**Task to carry out:** Could you repeat the records below exactly, leaving out any pictures?

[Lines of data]
==*==
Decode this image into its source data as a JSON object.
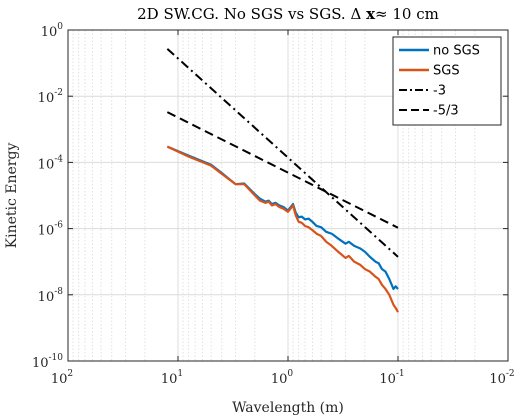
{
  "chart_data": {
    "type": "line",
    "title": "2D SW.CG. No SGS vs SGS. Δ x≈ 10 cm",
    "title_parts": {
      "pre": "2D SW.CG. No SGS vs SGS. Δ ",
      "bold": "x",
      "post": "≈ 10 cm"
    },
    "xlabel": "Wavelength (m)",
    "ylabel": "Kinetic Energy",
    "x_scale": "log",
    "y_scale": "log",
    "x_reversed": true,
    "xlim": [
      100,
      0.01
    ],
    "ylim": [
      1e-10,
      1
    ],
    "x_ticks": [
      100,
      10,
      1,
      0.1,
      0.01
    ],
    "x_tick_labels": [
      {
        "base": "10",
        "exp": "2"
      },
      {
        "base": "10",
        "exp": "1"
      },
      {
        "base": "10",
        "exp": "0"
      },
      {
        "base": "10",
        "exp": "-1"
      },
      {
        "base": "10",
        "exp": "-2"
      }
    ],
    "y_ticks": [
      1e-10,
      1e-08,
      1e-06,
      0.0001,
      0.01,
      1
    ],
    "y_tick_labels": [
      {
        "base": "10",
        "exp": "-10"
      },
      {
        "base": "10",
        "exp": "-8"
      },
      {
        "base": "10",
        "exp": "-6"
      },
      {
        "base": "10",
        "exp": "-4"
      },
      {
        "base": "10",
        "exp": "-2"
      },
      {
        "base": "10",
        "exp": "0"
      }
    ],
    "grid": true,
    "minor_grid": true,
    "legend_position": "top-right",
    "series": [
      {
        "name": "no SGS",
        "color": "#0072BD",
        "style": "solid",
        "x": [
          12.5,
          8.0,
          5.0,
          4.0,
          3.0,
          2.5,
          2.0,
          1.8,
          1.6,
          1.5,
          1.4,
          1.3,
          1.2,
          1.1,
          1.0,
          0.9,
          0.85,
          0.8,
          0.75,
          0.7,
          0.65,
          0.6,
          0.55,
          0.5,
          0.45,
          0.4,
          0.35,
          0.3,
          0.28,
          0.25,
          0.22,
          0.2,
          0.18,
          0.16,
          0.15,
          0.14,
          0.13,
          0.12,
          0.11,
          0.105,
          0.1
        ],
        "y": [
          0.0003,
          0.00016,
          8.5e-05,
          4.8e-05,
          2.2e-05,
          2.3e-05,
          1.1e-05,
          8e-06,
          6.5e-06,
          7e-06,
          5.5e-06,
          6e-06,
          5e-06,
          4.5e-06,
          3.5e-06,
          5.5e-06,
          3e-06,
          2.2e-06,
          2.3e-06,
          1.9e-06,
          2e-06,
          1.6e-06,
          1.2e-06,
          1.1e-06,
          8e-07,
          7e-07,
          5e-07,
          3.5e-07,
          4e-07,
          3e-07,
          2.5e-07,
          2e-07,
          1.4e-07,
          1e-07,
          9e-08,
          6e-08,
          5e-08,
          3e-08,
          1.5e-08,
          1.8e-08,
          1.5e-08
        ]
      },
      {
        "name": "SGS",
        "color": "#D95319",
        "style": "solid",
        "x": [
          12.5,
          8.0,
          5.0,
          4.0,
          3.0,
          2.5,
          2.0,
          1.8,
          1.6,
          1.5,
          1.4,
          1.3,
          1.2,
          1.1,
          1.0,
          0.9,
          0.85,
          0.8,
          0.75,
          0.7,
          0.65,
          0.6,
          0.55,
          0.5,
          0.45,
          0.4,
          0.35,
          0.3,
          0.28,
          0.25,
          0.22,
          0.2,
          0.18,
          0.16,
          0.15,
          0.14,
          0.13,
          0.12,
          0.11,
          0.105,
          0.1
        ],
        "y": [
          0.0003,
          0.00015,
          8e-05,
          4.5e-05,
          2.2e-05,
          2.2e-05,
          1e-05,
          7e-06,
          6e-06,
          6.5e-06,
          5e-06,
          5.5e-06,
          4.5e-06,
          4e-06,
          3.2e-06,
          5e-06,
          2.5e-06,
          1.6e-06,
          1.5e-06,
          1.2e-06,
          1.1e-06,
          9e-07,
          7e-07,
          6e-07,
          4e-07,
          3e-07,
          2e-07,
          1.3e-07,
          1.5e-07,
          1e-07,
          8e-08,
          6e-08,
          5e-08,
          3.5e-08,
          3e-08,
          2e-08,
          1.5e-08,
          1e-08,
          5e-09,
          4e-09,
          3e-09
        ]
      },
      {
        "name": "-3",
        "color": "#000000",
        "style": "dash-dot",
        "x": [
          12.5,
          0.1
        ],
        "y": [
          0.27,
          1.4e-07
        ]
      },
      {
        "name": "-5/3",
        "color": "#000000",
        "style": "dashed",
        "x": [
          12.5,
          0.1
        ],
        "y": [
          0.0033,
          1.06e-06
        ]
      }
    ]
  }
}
==*==
**Completed exercise:**
Decode this image into its source data as a JSON object.
{
  "chart_data": {
    "type": "line",
    "title": "2D SW.CG. No SGS vs SGS. Δ x≈ 10 cm",
    "title_parts": {
      "pre": "2D SW.CG. No SGS vs SGS. Δ ",
      "bold": "x",
      "post": "≈ 10 cm"
    },
    "xlabel": "Wavelength (m)",
    "ylabel": "Kinetic Energy",
    "x_scale": "log",
    "y_scale": "log",
    "x_reversed": true,
    "xlim": [
      100,
      0.01
    ],
    "ylim": [
      1e-10,
      1
    ],
    "x_ticks": [
      100,
      10,
      1,
      0.1,
      0.01
    ],
    "x_tick_labels": [
      {
        "base": "10",
        "exp": "2"
      },
      {
        "base": "10",
        "exp": "1"
      },
      {
        "base": "10",
        "exp": "0"
      },
      {
        "base": "10",
        "exp": "-1"
      },
      {
        "base": "10",
        "exp": "-2"
      }
    ],
    "y_ticks": [
      1e-10,
      1e-08,
      1e-06,
      0.0001,
      0.01,
      1
    ],
    "y_tick_labels": [
      {
        "base": "10",
        "exp": "-10"
      },
      {
        "base": "10",
        "exp": "-8"
      },
      {
        "base": "10",
        "exp": "-6"
      },
      {
        "base": "10",
        "exp": "-4"
      },
      {
        "base": "10",
        "exp": "-2"
      },
      {
        "base": "10",
        "exp": "0"
      }
    ],
    "grid": true,
    "minor_grid": true,
    "legend_position": "top-right",
    "series": [
      {
        "name": "no SGS",
        "color": "#0072BD",
        "style": "solid",
        "x": [
          12.5,
          8.0,
          5.0,
          4.0,
          3.0,
          2.5,
          2.0,
          1.8,
          1.6,
          1.5,
          1.4,
          1.3,
          1.2,
          1.1,
          1.0,
          0.9,
          0.85,
          0.8,
          0.75,
          0.7,
          0.65,
          0.6,
          0.55,
          0.5,
          0.45,
          0.4,
          0.35,
          0.3,
          0.28,
          0.25,
          0.22,
          0.2,
          0.18,
          0.16,
          0.15,
          0.14,
          0.13,
          0.12,
          0.11,
          0.105,
          0.1
        ],
        "y": [
          0.0003,
          0.00016,
          8.5e-05,
          4.8e-05,
          2.2e-05,
          2.3e-05,
          1.1e-05,
          8e-06,
          6.5e-06,
          7e-06,
          5.5e-06,
          6e-06,
          5e-06,
          4.5e-06,
          3.5e-06,
          5.5e-06,
          3e-06,
          2.2e-06,
          2.3e-06,
          1.9e-06,
          2e-06,
          1.6e-06,
          1.2e-06,
          1.1e-06,
          8e-07,
          7e-07,
          5e-07,
          3.5e-07,
          4e-07,
          3e-07,
          2.5e-07,
          2e-07,
          1.4e-07,
          1e-07,
          9e-08,
          6e-08,
          5e-08,
          3e-08,
          1.5e-08,
          1.8e-08,
          1.5e-08
        ]
      },
      {
        "name": "SGS",
        "color": "#D95319",
        "style": "solid",
        "x": [
          12.5,
          8.0,
          5.0,
          4.0,
          3.0,
          2.5,
          2.0,
          1.8,
          1.6,
          1.5,
          1.4,
          1.3,
          1.2,
          1.1,
          1.0,
          0.9,
          0.85,
          0.8,
          0.75,
          0.7,
          0.65,
          0.6,
          0.55,
          0.5,
          0.45,
          0.4,
          0.35,
          0.3,
          0.28,
          0.25,
          0.22,
          0.2,
          0.18,
          0.16,
          0.15,
          0.14,
          0.13,
          0.12,
          0.11,
          0.105,
          0.1
        ],
        "y": [
          0.0003,
          0.00015,
          8e-05,
          4.5e-05,
          2.2e-05,
          2.2e-05,
          1e-05,
          7e-06,
          6e-06,
          6.5e-06,
          5e-06,
          5.5e-06,
          4.5e-06,
          4e-06,
          3.2e-06,
          5e-06,
          2.5e-06,
          1.6e-06,
          1.5e-06,
          1.2e-06,
          1.1e-06,
          9e-07,
          7e-07,
          6e-07,
          4e-07,
          3e-07,
          2e-07,
          1.3e-07,
          1.5e-07,
          1e-07,
          8e-08,
          6e-08,
          5e-08,
          3.5e-08,
          3e-08,
          2e-08,
          1.5e-08,
          1e-08,
          5e-09,
          4e-09,
          3e-09
        ]
      },
      {
        "name": "-3",
        "color": "#000000",
        "style": "dash-dot",
        "x": [
          12.5,
          0.1
        ],
        "y": [
          0.27,
          1.4e-07
        ]
      },
      {
        "name": "-5/3",
        "color": "#000000",
        "style": "dashed",
        "x": [
          12.5,
          0.1
        ],
        "y": [
          0.0033,
          1.06e-06
        ]
      }
    ]
  }
}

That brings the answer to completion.